====== Extracted text ======

Inactivity and the unhealthiness of the climate speedily dissolved the
earthly abode of this giant spirit. He expired on the 5th of May,
1821. His consort, Maria Louisa, was created Duchess of Parma; and his
son lived, under the title of Duke of Reichstadt, with his imperial
grandfather at Vienna, until his death in 1832. Napoleon's stepson,
Eugene Beauharnais, the former viceroy of Italy, the son-in-law to the
king of Bavaria, received the newly-created mediatized principality of
Eichstadt, which was dependent upon Bavaria, and the title of Duke of
Leuchtenberg. Jerome, the former king of Westphalia, became Count de
Montfort;[27] Louis, ex-king of Holland, Count de St. Leu.
[Footnote 1: From London, Frederick William went to Switzerland and
took possession of his ancient hereditary territory, Wälsch-Neuenburg
or Neufchâtel, visited the beautiful Bernese Oberland, and then
returned to Berlin, where, on the 7th of August, he passed in triumph
through the Brandenburg gate, which was again adorned with the car of
victory and the fine group of horses, and rode through the lime trees
to an altar, around which the clergy belonging to every religious sect
were assembled. Here public thanks were given and the whole of the
citizens present fell upon their knees.--_Allgemeine Zeitung, 262_. On
the 17th of September, the preparation of a new liturgy was announced
in a ministerial proclamation, "by which the solemnity of the church
service was to be increased, the present one being too little
calculated to excite or strike the imagination."]
[Footnote 2: Oxford conferred a doctor's degree upon Blücher, who,
upon receiving this strange honor, said, "Make Gneisenau apothecary,
for he it was who prepared my pills." On his first reception at
Carlton House, the populace pushed their way through the guards and
doors as far as the apartments of the prince-regent, who, taking his
gray-headed guest by the hand, presented him to them, and publicly
hung his portrait set in brilliants around his neck. On his passing
through the streets, the horses were taken from his carriage, and he
was drawn in triumph by the shouting crowd. One fête succeeded
another. During the great races at Ascot, the crowd breaking through
the barriers and insisting upon Blücher's showing himself, the
prince-regent came forward, and, politely telling them that he had not
yet arrived, led forward the emperor Alexander, who was loudly
cheered, but Blücher's arrival was greeted with thunders of applause
far surpassing those bestowed upon the sovereigns, a circumstance that
was afterward blamed by the English papers. In the Freemasons' Lodge,
Blücher was received by numbers of ladies, on each of whom he bestowed
a salute. At Portsmouth, he drank to the health of the English in the
presence of an immense concourse of people assembled beneath his
windows.--The general rejoicing was solely clouded by the domestic
circumstances of the royal family, by the insanity of the aged and
blind king and by the disunion reigning between the prince-regent and
his thoughtless consort, Caroline of Brunswick.--Although the whole of
the allied sovereigns, some of whom were unable to speak English,
understood German, French was adopted as the medium of conversation.--
_Allgemeine Zeitung, 174._]
[Footnote 3: "There are moments in the life of nations on which the
whole of their future destiny depends. The children are destined to
expiate their fathers' errors with their blood. Germany has everything
to fear from the foreigner, and yet she cannot arrange her own affairs
without calling the foreigner to her aid.--Who, in the congress,
chiefly oppose every well-laid plan? Who, with the dagger's point pick
out and reopen all our wounds, and rub them with salt and poison? Who
promote confusion, provoke, insinuate, and attempt to creep into every
committee, to interfere in every discussion? who but those sent
thither by France?"--_The Rhenish Mercury._]
[Footnote 4: Fate willed that Stein should not be called upon to act
with firmness, but Hardenberg to make concessions. Stein disappeared
from the theatre of events and was degraded to a lower sphere.

======

Given instruction:
In the historical excerpt above, which language did the allied sovereigns adopt for conversation?

====== Records provided ======

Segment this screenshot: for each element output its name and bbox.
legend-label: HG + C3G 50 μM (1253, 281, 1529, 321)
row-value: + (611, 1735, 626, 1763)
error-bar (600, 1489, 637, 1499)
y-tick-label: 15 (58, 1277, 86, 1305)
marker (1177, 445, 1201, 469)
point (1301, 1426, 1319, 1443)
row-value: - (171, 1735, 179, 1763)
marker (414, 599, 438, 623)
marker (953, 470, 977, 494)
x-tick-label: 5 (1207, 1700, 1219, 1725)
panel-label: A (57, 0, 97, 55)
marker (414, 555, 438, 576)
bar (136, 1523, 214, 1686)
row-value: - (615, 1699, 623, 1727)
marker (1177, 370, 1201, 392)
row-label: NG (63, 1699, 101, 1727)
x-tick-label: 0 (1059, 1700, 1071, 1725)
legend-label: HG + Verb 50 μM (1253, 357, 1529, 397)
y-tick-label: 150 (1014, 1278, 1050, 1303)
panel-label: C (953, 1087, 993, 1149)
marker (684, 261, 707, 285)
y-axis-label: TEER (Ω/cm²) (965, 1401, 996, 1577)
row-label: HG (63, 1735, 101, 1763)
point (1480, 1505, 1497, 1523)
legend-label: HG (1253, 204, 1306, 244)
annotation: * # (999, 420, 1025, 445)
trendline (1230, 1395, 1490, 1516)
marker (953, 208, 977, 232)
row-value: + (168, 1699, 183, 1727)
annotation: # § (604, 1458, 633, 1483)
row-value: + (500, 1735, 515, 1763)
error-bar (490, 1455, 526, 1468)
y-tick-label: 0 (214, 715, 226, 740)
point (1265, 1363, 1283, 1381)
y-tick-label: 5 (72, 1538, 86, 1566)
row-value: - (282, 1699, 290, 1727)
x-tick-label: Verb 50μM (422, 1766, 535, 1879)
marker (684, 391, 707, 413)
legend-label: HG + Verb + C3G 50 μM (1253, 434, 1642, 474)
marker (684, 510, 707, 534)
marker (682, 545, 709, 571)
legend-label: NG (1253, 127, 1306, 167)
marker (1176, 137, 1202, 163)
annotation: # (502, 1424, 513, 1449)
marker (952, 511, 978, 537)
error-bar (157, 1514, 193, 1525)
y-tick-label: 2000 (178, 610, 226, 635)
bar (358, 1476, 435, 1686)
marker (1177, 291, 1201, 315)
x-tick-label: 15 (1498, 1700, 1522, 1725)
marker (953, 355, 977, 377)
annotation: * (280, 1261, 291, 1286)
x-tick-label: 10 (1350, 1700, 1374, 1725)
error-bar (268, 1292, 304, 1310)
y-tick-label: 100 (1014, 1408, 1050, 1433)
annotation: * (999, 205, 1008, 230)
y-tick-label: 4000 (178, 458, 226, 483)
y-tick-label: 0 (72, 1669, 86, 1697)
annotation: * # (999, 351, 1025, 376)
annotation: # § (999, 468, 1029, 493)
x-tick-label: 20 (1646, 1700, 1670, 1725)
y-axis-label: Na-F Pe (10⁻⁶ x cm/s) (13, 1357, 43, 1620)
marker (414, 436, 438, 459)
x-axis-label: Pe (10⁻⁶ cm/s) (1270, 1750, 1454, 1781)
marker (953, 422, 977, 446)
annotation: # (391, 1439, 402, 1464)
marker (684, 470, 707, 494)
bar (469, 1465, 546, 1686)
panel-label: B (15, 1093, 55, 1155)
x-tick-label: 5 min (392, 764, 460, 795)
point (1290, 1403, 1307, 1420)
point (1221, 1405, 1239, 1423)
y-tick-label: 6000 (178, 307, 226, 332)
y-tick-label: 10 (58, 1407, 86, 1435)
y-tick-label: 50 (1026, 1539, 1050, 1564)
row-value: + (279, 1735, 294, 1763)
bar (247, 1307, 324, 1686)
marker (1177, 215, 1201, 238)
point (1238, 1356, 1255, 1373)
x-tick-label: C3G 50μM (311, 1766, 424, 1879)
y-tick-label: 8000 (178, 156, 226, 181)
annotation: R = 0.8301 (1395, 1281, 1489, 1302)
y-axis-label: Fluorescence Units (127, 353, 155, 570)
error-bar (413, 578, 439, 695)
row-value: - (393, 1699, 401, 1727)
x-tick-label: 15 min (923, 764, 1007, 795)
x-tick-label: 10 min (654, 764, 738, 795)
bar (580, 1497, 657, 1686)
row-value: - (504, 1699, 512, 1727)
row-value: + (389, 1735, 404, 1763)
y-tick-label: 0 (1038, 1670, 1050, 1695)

======

The output:
French was adopted as the medium of conversation, although all of the allied sovereigns understood German.